Records from a data source
= = =

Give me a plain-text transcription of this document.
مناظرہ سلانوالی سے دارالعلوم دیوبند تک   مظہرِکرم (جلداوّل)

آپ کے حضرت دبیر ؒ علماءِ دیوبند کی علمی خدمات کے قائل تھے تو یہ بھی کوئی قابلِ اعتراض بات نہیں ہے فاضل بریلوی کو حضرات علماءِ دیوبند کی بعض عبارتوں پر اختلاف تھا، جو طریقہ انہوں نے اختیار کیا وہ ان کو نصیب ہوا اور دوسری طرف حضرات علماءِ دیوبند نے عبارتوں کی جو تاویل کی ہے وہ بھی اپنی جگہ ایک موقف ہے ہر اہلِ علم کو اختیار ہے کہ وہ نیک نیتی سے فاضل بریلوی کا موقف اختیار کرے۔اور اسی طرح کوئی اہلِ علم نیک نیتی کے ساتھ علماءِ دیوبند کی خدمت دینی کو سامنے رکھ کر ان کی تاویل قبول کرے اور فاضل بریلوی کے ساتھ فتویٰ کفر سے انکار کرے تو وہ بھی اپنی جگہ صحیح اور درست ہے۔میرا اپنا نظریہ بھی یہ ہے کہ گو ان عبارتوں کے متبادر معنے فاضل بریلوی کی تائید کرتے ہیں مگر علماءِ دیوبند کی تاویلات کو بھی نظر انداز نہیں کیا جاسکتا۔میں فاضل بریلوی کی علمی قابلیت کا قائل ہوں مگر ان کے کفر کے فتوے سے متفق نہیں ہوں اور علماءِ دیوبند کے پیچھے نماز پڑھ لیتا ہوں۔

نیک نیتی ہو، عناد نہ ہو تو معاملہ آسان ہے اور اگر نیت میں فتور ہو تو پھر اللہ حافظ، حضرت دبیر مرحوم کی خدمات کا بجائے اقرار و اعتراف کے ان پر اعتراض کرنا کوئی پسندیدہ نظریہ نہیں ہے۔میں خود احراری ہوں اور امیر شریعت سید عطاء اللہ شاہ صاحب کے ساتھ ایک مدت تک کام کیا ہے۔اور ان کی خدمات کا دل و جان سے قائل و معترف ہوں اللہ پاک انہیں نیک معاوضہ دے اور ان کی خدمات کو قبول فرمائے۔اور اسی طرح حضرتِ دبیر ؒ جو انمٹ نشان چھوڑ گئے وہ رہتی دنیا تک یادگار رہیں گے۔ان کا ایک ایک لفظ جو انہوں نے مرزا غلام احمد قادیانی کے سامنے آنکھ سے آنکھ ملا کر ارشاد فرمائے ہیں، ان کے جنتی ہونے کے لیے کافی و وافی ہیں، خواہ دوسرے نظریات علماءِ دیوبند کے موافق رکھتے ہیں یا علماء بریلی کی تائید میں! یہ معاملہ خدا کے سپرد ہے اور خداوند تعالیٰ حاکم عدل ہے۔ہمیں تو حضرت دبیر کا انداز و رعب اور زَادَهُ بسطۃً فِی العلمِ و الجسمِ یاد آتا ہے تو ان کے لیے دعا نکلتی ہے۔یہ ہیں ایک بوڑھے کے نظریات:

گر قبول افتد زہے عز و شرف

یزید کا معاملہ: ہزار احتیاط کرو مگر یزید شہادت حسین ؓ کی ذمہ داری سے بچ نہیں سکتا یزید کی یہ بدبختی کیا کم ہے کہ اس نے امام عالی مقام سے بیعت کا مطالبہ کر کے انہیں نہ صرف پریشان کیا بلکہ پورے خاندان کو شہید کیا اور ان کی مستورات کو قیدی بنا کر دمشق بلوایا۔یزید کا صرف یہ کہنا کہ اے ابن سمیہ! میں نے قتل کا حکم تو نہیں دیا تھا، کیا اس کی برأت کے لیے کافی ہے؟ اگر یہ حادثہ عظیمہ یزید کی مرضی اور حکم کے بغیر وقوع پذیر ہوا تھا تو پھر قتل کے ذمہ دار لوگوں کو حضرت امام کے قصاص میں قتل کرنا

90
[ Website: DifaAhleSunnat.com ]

= = =

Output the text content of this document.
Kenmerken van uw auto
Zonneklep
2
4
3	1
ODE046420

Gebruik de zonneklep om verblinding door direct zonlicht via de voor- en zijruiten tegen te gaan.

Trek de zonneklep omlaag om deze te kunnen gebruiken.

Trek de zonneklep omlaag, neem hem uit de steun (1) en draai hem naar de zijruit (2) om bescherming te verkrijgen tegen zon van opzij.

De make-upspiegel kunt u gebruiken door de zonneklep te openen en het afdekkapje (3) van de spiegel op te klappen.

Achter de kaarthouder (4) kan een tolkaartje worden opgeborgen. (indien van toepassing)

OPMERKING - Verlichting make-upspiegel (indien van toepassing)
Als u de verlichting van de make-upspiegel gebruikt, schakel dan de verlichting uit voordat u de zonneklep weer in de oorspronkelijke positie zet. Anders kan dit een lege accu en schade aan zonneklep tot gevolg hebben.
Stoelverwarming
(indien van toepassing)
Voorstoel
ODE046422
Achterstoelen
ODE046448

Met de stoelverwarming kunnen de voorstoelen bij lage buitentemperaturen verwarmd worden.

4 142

= = =

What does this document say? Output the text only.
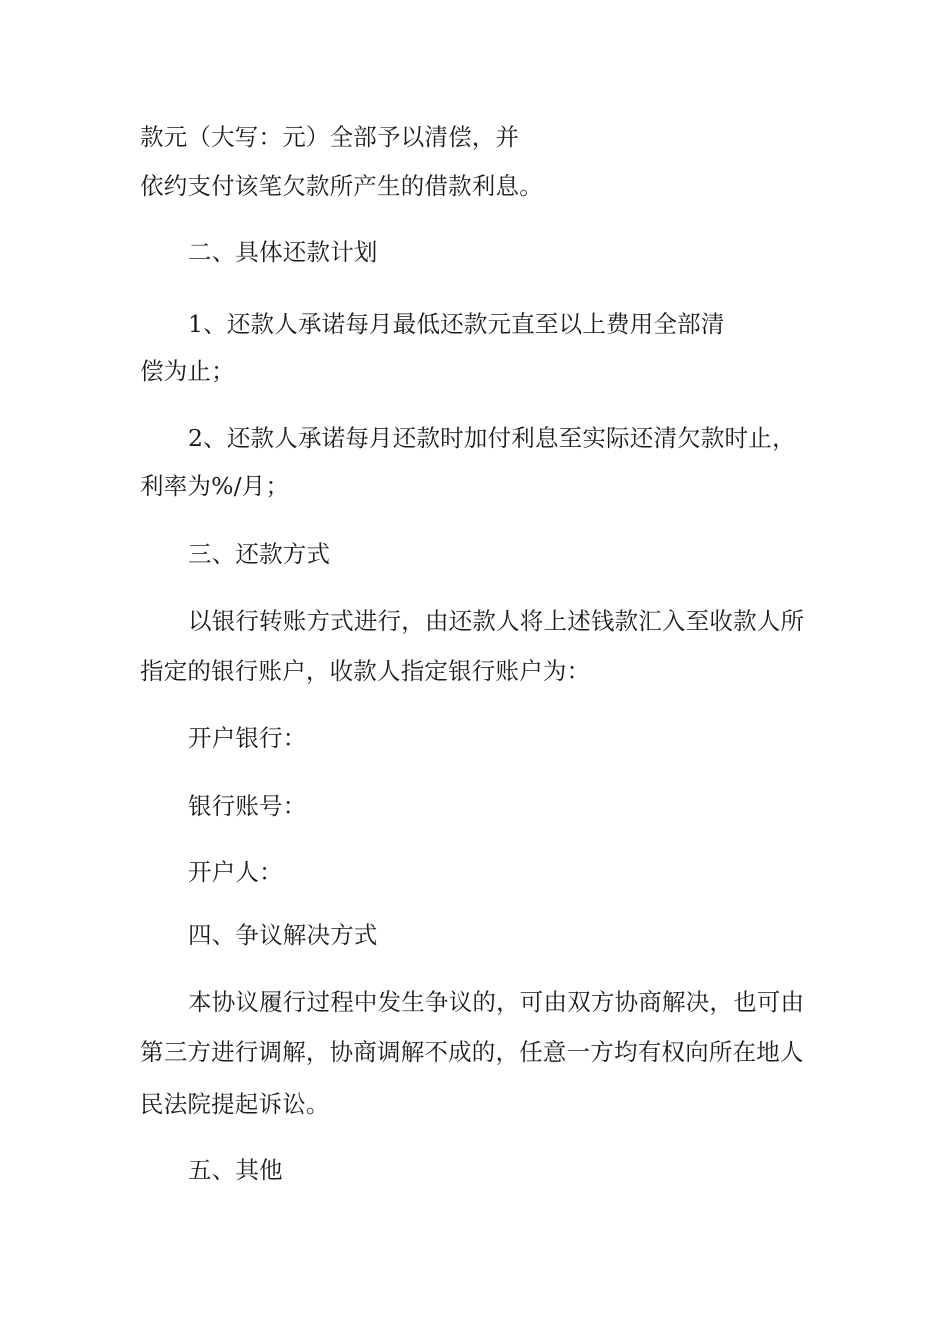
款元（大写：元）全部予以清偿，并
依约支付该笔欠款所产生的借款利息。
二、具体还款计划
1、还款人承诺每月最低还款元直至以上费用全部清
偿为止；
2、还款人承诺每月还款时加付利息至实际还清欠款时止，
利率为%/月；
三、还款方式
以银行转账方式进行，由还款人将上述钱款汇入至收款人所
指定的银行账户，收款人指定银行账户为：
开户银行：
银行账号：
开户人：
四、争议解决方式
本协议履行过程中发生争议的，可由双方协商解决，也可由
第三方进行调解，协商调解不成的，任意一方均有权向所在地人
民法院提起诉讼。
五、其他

= = =

> _TASK_: Tally how many lines of the records hold the word "انہیں". Answer with the number only.

> _COMPLETED TASK_: 2